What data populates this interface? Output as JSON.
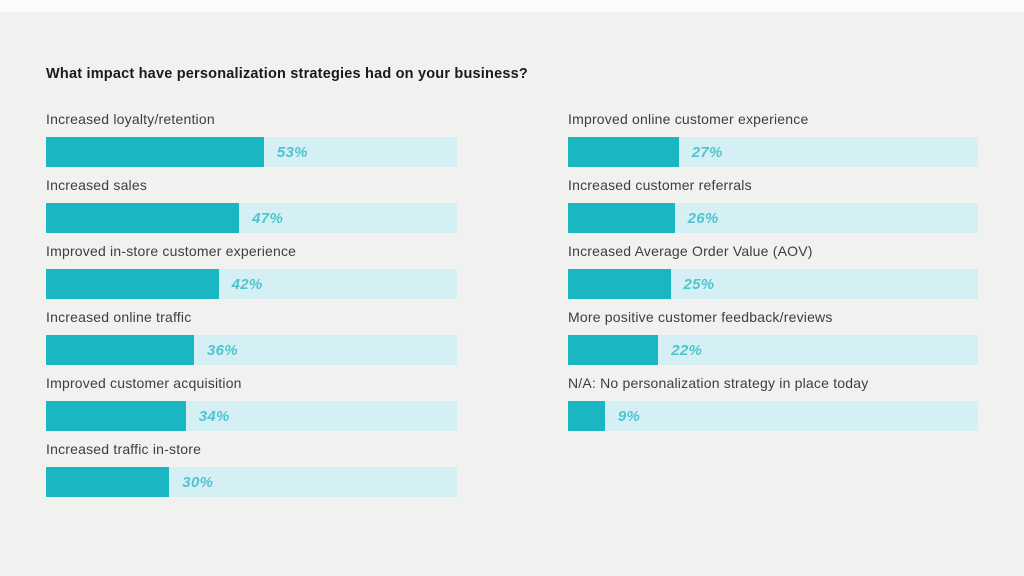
{
  "title": "What impact have personalization strategies had on your business?",
  "colors": {
    "background": "#f1f1f0",
    "bar_fill": "#1ab7c2",
    "bar_track": "#d4f0f4",
    "value_text": "#4fc4ce",
    "label_text": "#3e3e3e"
  },
  "chart_data": {
    "type": "bar",
    "orientation": "horizontal",
    "title": "What impact have personalization strategies had on your business?",
    "unit": "%",
    "xlim": [
      0,
      100
    ],
    "grid": false,
    "legend": false,
    "columns": [
      {
        "name": "left-column",
        "items": [
          {
            "label": "Increased loyalty/retention",
            "value": 53
          },
          {
            "label": "Increased sales",
            "value": 47
          },
          {
            "label": "Improved in-store customer experience",
            "value": 42
          },
          {
            "label": "Increased online traffic",
            "value": 36
          },
          {
            "label": "Improved customer acquisition",
            "value": 34
          },
          {
            "label": "Increased traffic in-store",
            "value": 30
          }
        ]
      },
      {
        "name": "right-column",
        "items": [
          {
            "label": "Improved online customer experience",
            "value": 27
          },
          {
            "label": "Increased customer referrals",
            "value": 26
          },
          {
            "label": "Increased Average Order Value (AOV)",
            "value": 25
          },
          {
            "label": "More positive customer feedback/reviews",
            "value": 22
          },
          {
            "label": "N/A: No personalization strategy in place today",
            "value": 9
          }
        ]
      }
    ]
  }
}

◇ ◇ ◇ ◇ ◇ ◇ ◇

- _What the task asks_
Every record above should be written out again without change, except that the pictures are left out.

- _Result of this task_
What data populates this interface? Output as JSON.
{
  "title": "What impact have personalization strategies had on your business?",
  "colors": {
    "background": "#f1f1f0",
    "bar_fill": "#1ab7c2",
    "bar_track": "#d4f0f4",
    "value_text": "#4fc4ce",
    "label_text": "#3e3e3e"
  },
  "chart_data": {
    "type": "bar",
    "orientation": "horizontal",
    "title": "What impact have personalization strategies had on your business?",
    "unit": "%",
    "xlim": [
      0,
      100
    ],
    "grid": false,
    "legend": false,
    "columns": [
      {
        "name": "left-column",
        "items": [
          {
            "label": "Increased loyalty/retention",
            "value": 53
          },
          {
            "label": "Increased sales",
            "value": 47
          },
          {
            "label": "Improved in-store customer experience",
            "value": 42
          },
          {
            "label": "Increased online traffic",
            "value": 36
          },
          {
            "label": "Improved customer acquisition",
            "value": 34
          },
          {
            "label": "Increased traffic in-store",
            "value": 30
          }
        ]
      },
      {
        "name": "right-column",
        "items": [
          {
            "label": "Improved online customer experience",
            "value": 27
          },
          {
            "label": "Increased customer referrals",
            "value": 26
          },
          {
            "label": "Increased Average Order Value (AOV)",
            "value": 25
          },
          {
            "label": "More positive customer feedback/reviews",
            "value": 22
          },
          {
            "label": "N/A: No personalization strategy in place today",
            "value": 9
          }
        ]
      }
    ]
  }
}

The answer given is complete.